• PAGE EXCERPT:
● ● ● ● ● ● ●
Trade & Customs 2016: Trends
The legal market supporting the practice of trade and customs law is somewhat unusual. In one respect, the trade area is no different than any other highly competitive area of law: in order to deliver value, lawyers must have a high level of expertise and be able to translate this expertise into practical and commercially beneficial results. However, the nature and intensity of this expertise has developed over the last 20 years of WTO practice, and for some time now more generalist practices have fallen by the wayside. While the ultimate aim of the WTO and many individual governments is to move progressively towards a liberal and fair system of trade, the consequence is an evolving body of rules and procedures that put pressure on companies and their legal counsel.
The importance of managing the risks and maximising the returns associated with increasing regulatory burdens has meant that clients have had to become more sophisticated in their choice of legal representation. For law firms this has been a challenge, since legal fees in this area do not command as much as corporate and finance practices. Therefore, successful outfits have to be cost-sensitive while allocating enough resources for an effective practice in this area. For large full-service firms this is a particularly difficult task. Outfits that pressed ahead with committing more resources to trade law began creating independent practice groups, allowing lawyers to devote more time to the area. Meanwhile, law firms that were reluctant to do so saw their practices diminish as their best trade and customs experts left for firms that did, or to set up boutiques or solo practices.
● ● ● ● ● ● ●
• DATA LINES:

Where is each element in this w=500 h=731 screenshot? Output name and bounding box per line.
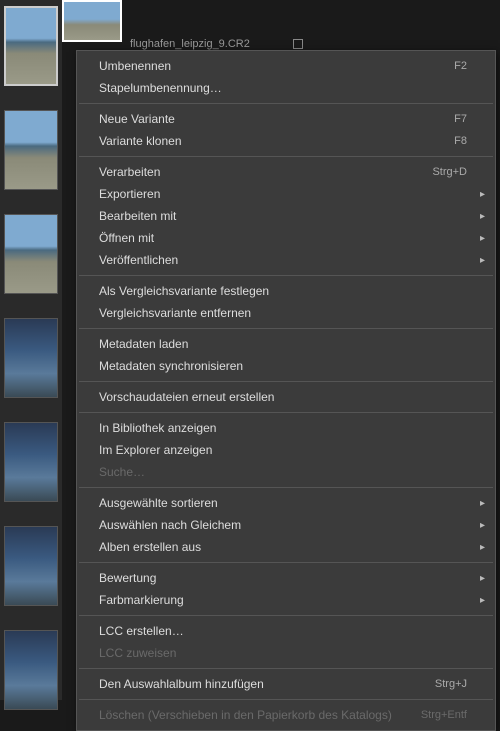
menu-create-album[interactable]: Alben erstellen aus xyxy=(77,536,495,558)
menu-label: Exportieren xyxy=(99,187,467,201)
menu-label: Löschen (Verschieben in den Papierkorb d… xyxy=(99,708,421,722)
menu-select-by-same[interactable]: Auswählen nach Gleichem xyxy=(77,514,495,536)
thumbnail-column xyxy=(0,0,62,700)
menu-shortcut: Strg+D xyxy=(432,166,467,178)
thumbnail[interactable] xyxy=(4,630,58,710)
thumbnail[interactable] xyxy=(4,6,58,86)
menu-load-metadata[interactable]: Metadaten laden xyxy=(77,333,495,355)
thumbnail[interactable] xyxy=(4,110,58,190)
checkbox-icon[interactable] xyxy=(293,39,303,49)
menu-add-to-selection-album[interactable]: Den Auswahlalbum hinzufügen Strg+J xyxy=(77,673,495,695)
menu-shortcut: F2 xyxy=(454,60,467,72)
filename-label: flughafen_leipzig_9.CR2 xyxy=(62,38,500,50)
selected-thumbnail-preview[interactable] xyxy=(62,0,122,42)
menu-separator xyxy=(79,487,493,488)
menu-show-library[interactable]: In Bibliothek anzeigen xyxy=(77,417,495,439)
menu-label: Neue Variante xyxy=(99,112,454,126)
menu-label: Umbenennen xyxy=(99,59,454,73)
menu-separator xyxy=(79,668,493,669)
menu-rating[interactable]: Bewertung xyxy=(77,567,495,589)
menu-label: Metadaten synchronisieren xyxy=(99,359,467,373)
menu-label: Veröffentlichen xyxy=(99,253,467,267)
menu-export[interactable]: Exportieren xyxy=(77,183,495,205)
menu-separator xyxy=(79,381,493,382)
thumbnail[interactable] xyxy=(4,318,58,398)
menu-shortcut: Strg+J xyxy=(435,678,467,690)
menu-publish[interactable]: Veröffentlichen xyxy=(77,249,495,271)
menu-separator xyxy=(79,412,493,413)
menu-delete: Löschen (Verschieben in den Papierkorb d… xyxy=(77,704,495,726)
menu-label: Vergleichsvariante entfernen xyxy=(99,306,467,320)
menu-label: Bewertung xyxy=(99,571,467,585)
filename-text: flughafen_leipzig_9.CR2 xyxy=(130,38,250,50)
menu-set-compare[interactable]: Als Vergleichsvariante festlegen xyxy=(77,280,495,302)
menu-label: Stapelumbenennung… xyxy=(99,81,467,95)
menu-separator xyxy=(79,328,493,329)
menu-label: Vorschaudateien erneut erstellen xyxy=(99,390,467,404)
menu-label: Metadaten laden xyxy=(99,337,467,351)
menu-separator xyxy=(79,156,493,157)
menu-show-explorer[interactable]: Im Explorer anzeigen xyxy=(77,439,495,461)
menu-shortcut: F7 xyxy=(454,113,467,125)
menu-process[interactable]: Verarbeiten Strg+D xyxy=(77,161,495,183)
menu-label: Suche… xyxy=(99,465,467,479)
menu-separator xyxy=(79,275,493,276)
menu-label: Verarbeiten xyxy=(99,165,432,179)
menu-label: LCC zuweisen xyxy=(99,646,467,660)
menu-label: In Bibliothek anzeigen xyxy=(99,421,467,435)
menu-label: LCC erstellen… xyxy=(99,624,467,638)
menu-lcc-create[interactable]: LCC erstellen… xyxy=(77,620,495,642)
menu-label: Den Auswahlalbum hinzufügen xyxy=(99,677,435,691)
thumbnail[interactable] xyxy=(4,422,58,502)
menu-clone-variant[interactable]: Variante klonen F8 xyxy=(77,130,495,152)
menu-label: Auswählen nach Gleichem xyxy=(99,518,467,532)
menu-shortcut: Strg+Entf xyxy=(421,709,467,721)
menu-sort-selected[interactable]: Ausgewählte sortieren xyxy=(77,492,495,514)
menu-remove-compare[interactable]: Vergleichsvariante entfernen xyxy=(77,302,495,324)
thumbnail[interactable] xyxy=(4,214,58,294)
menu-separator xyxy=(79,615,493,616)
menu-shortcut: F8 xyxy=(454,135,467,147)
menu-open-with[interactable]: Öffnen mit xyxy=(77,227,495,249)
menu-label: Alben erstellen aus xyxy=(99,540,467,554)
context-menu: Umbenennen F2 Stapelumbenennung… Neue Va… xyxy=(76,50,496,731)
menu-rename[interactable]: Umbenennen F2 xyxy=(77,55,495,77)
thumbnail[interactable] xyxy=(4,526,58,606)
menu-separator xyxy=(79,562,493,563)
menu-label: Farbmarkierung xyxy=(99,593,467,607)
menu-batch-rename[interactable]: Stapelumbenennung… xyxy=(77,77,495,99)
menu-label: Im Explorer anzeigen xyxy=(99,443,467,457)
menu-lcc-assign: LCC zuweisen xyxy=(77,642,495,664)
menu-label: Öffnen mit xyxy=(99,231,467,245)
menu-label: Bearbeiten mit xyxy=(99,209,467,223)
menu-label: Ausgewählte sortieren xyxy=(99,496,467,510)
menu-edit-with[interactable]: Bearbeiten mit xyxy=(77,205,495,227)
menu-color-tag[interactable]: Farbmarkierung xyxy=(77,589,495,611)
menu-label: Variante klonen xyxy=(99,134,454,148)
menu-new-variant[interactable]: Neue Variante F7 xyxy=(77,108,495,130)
● ● ● ● ● ● ●
• REQUIRED WORK:
A. According to the trade and customs trends text, over how many years of WTO practice has the nature and intensity of trade expertise developed?
B. Copy out everything in the records from the line containing "menu-create-album[interactable]: Alben erstellen" down to the line containing "menu-separator xyxy=(79,668,493,669)", both lines included.

• RESPONSES BY TASK:
A. Over the last 20 years.

B.
menu-create-album[interactable]: Alben erstellen aus xyxy=(77,536,495,558)
menu-label: Exportieren xyxy=(99,187,467,201)
menu-label: Löschen (Verschieben in den Papierkorb d… xyxy=(99,708,421,722)
menu-select-by-same[interactable]: Auswählen nach Gleichem xyxy=(77,514,495,536)
thumbnail-column xyxy=(0,0,62,700)
menu-shortcut: Strg+D xyxy=(432,166,467,178)
thumbnail[interactable] xyxy=(4,630,58,710)
thumbnail[interactable] xyxy=(4,6,58,86)
menu-load-metadata[interactable]: Metadaten laden xyxy=(77,333,495,355)
thumbnail[interactable] xyxy=(4,110,58,190)
checkbox-icon[interactable] xyxy=(293,39,303,49)
menu-add-to-selection-album[interactable]: Den Auswahlalbum hinzufügen Strg+J xyxy=(77,673,495,695)
menu-shortcut: F2 xyxy=(454,60,467,72)
filename-label: flughafen_leipzig_9.CR2 xyxy=(62,38,500,50)
selected-thumbnail-preview[interactable] xyxy=(62,0,122,42)
menu-separator xyxy=(79,487,493,488)
menu-show-library[interactable]: In Bibliothek anzeigen xyxy=(77,417,495,439)
menu-label: Neue Variante xyxy=(99,112,454,126)
menu-label: Umbenennen xyxy=(99,59,454,73)
menu-separator xyxy=(79,668,493,669)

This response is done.